### Input material
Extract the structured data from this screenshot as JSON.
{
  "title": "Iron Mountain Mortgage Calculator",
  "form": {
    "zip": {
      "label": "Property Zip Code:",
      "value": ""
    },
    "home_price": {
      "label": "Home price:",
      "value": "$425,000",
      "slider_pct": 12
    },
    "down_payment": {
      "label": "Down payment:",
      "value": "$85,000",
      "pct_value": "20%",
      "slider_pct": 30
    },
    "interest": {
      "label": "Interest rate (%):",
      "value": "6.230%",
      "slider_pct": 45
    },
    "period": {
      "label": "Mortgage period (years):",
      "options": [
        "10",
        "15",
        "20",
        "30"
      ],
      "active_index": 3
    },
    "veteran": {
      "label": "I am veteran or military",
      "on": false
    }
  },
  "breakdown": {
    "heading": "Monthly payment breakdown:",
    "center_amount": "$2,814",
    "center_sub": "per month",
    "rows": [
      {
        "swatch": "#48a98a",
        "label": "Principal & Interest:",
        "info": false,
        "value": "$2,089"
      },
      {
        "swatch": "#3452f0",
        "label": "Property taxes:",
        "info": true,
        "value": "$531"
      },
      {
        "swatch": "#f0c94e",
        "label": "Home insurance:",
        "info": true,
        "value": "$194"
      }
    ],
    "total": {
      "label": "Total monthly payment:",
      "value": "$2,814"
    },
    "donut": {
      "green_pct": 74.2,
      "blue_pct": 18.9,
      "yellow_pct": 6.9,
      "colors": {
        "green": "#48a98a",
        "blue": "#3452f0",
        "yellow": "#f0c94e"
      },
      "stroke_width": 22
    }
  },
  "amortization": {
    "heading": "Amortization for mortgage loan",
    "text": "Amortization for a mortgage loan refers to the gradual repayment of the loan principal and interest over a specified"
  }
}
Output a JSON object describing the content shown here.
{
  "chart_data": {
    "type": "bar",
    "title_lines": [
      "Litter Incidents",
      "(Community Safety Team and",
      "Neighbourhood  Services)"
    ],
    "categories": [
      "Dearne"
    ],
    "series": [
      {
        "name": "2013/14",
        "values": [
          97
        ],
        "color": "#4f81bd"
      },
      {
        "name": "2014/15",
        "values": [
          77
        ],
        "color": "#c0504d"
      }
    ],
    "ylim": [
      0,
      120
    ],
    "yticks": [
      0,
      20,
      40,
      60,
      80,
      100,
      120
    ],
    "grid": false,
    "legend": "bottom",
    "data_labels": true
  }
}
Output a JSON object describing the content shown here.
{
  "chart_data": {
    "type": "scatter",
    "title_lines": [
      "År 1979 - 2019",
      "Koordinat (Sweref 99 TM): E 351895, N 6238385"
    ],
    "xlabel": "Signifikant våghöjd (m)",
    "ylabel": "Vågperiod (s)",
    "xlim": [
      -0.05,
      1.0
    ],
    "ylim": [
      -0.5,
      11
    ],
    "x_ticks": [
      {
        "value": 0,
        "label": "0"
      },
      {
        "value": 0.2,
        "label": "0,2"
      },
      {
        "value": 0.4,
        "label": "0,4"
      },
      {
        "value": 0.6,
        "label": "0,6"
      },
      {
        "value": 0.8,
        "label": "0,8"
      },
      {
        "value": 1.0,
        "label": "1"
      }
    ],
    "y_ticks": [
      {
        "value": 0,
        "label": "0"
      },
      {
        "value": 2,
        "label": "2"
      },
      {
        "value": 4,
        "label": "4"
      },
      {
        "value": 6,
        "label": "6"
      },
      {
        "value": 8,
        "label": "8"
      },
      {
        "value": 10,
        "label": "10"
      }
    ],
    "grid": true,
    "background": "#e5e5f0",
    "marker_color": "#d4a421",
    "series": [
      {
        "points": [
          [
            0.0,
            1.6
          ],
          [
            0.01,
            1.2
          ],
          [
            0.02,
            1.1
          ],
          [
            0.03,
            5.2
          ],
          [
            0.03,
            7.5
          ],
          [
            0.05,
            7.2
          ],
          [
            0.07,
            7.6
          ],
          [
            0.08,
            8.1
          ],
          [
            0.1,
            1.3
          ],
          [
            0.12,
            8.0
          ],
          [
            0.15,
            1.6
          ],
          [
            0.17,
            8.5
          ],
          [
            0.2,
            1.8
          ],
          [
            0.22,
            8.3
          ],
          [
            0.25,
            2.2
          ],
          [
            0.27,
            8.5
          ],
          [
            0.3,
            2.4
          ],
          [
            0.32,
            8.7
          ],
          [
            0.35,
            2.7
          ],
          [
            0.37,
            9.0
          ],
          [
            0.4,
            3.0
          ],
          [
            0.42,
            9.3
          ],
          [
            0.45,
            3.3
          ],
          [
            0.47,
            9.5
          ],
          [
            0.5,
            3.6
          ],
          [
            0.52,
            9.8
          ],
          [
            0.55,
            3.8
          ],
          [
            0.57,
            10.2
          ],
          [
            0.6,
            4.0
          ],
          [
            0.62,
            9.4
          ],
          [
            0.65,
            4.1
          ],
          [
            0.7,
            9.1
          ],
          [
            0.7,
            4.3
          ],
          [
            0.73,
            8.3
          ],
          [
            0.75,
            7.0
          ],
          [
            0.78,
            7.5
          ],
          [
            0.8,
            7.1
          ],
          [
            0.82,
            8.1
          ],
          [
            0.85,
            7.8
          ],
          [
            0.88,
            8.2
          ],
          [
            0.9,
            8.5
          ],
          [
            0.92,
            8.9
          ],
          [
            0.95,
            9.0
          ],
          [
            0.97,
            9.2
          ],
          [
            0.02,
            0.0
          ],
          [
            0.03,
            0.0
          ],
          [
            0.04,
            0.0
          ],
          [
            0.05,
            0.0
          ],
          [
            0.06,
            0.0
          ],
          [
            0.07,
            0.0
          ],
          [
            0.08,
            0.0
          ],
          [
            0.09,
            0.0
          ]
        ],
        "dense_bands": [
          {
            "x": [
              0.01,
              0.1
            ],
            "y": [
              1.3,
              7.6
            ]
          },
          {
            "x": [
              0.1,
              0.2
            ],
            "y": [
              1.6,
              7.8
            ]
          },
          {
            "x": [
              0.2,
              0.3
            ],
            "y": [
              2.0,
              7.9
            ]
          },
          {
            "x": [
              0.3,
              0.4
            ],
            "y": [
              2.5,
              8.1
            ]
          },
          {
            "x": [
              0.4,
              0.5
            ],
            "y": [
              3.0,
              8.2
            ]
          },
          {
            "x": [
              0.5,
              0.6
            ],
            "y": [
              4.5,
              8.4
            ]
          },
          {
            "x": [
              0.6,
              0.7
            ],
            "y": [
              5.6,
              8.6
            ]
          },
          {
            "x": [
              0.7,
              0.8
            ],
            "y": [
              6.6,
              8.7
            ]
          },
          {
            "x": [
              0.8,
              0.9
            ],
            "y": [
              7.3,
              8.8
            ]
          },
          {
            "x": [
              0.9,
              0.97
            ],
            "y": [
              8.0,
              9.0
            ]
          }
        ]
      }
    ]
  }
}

### Exercise prompt
Reproduce the material above without altering a single character.

### In response
Extract the structured data from this screenshot as JSON.
{
  "title": "Iron Mountain Mortgage Calculator",
  "form": {
    "zip": {
      "label": "Property Zip Code:",
      "value": ""
    },
    "home_price": {
      "label": "Home price:",
      "value": "$425,000",
      "slider_pct": 12
    },
    "down_payment": {
      "label": "Down payment:",
      "value": "$85,000",
      "pct_value": "20%",
      "slider_pct": 30
    },
    "interest": {
      "label": "Interest rate (%):",
      "value": "6.230%",
      "slider_pct": 45
    },
    "period": {
      "label": "Mortgage period (years):",
      "options": [
        "10",
        "15",
        "20",
        "30"
      ],
      "active_index": 3
    },
    "veteran": {
      "label": "I am veteran or military",
      "on": false
    }
  },
  "breakdown": {
    "heading": "Monthly payment breakdown:",
    "center_amount": "$2,814",
    "center_sub": "per month",
    "rows": [
      {
        "swatch": "#48a98a",
        "label": "Principal & Interest:",
        "info": false,
        "value": "$2,089"
      },
      {
        "swatch": "#3452f0",
        "label": "Property taxes:",
        "info": true,
        "value": "$531"
      },
      {
        "swatch": "#f0c94e",
        "label": "Home insurance:",
        "info": true,
        "value": "$194"
      }
    ],
    "total": {
      "label": "Total monthly payment:",
      "value": "$2,814"
    },
    "donut": {
      "green_pct": 74.2,
      "blue_pct": 18.9,
      "yellow_pct": 6.9,
      "colors": {
        "green": "#48a98a",
        "blue": "#3452f0",
        "yellow": "#f0c94e"
      },
      "stroke_width": 22
    }
  },
  "amortization": {
    "heading": "Amortization for mortgage loan",
    "text": "Amortization for a mortgage loan refers to the gradual repayment of the loan principal and interest over a specified"
  }
}
Output a JSON object describing the content shown here.
{
  "chart_data": {
    "type": "bar",
    "title_lines": [
      "Litter Incidents",
      "(Community Safety Team and",
      "Neighbourhood  Services)"
    ],
    "categories": [
      "Dearne"
    ],
    "series": [
      {
        "name": "2013/14",
        "values": [
          97
        ],
        "color": "#4f81bd"
      },
      {
        "name": "2014/15",
        "values": [
          77
        ],
        "color": "#c0504d"
      }
    ],
    "ylim": [
      0,
      120
    ],
    "yticks": [
      0,
      20,
      40,
      60,
      80,
      100,
      120
    ],
    "grid": false,
    "legend": "bottom",
    "data_labels": true
  }
}
Output a JSON object describing the content shown here.
{
  "chart_data": {
    "type": "scatter",
    "title_lines": [
      "År 1979 - 2019",
      "Koordinat (Sweref 99 TM): E 351895, N 6238385"
    ],
    "xlabel": "Signifikant våghöjd (m)",
    "ylabel": "Vågperiod (s)",
    "xlim": [
      -0.05,
      1.0
    ],
    "ylim": [
      -0.5,
      11
    ],
    "x_ticks": [
      {
        "value": 0,
        "label": "0"
      },
      {
        "value": 0.2,
        "label": "0,2"
      },
      {
        "value": 0.4,
        "label": "0,4"
      },
      {
        "value": 0.6,
        "label": "0,6"
      },
      {
        "value": 0.8,
        "label": "0,8"
      },
      {
        "value": 1.0,
        "label": "1"
      }
    ],
    "y_ticks": [
      {
        "value": 0,
        "label": "0"
      },
      {
        "value": 2,
        "label": "2"
      },
      {
        "value": 4,
        "label": "4"
      },
      {
        "value": 6,
        "label": "6"
      },
      {
        "value": 8,
        "label": "8"
      },
      {
        "value": 10,
        "label": "10"
      }
    ],
    "grid": true,
    "background": "#e5e5f0",
    "marker_color": "#d4a421",
    "series": [
      {
        "points": [
          [
            0.0,
            1.6
          ],
          [
            0.01,
            1.2
          ],
          [
            0.02,
            1.1
          ],
          [
            0.03,
            5.2
          ],
          [
            0.03,
            7.5
          ],
          [
            0.05,
            7.2
          ],
          [
            0.07,
            7.6
          ],
          [
            0.08,
            8.1
          ],
          [
            0.1,
            1.3
          ],
          [
            0.12,
            8.0
          ],
          [
            0.15,
            1.6
          ],
          [
            0.17,
            8.5
          ],
          [
            0.2,
            1.8
          ],
          [
            0.22,
            8.3
          ],
          [
            0.25,
            2.2
          ],
          [
            0.27,
            8.5
          ],
          [
            0.3,
            2.4
          ],
          [
            0.32,
            8.7
          ],
          [
            0.35,
            2.7
          ],
          [
            0.37,
            9.0
          ],
          [
            0.4,
            3.0
          ],
          [
            0.42,
            9.3
          ],
          [
            0.45,
            3.3
          ],
          [
            0.47,
            9.5
          ],
          [
            0.5,
            3.6
          ],
          [
            0.52,
            9.8
          ],
          [
            0.55,
            3.8
          ],
          [
            0.57,
            10.2
          ],
          [
            0.6,
            4.0
          ],
          [
            0.62,
            9.4
          ],
          [
            0.65,
            4.1
          ],
          [
            0.7,
            9.1
          ],
          [
            0.7,
            4.3
          ],
          [
            0.73,
            8.3
          ],
          [
            0.75,
            7.0
          ],
          [
            0.78,
            7.5
          ],
          [
            0.8,
            7.1
          ],
          [
            0.82,
            8.1
          ],
          [
            0.85,
            7.8
          ],
          [
            0.88,
            8.2
          ],
          [
            0.9,
            8.5
          ],
          [
            0.92,
            8.9
          ],
          [
            0.95,
            9.0
          ],
          [
            0.97,
            9.2
          ],
          [
            0.02,
            0.0
          ],
          [
            0.03,
            0.0
          ],
          [
            0.04,
            0.0
          ],
          [
            0.05,
            0.0
          ],
          [
            0.06,
            0.0
          ],
          [
            0.07,
            0.0
          ],
          [
            0.08,
            0.0
          ],
          [
            0.09,
            0.0
          ]
        ],
        "dense_bands": [
          {
            "x": [
              0.01,
              0.1
            ],
            "y": [
              1.3,
              7.6
            ]
          },
          {
            "x": [
              0.1,
              0.2
            ],
            "y": [
              1.6,
              7.8
            ]
          },
          {
            "x": [
              0.2,
              0.3
            ],
            "y": [
              2.0,
              7.9
            ]
          },
          {
            "x": [
              0.3,
              0.4
            ],
            "y": [
              2.5,
              8.1
            ]
          },
          {
            "x": [
              0.4,
              0.5
            ],
            "y": [
              3.0,
              8.2
            ]
          },
          {
            "x": [
              0.5,
              0.6
            ],
            "y": [
              4.5,
              8.4
            ]
          },
          {
            "x": [
              0.6,
              0.7
            ],
            "y": [
              5.6,
              8.6
            ]
          },
          {
            "x": [
              0.7,
              0.8
            ],
            "y": [
              6.6,
              8.7
            ]
          },
          {
            "x": [
              0.8,
              0.9
            ],
            "y": [
              7.3,
              8.8
            ]
          },
          {
            "x": [
              0.9,
              0.97
            ],
            "y": [
              8.0,
              9.0
            ]
          }
        ]
      }
    ]
  }
}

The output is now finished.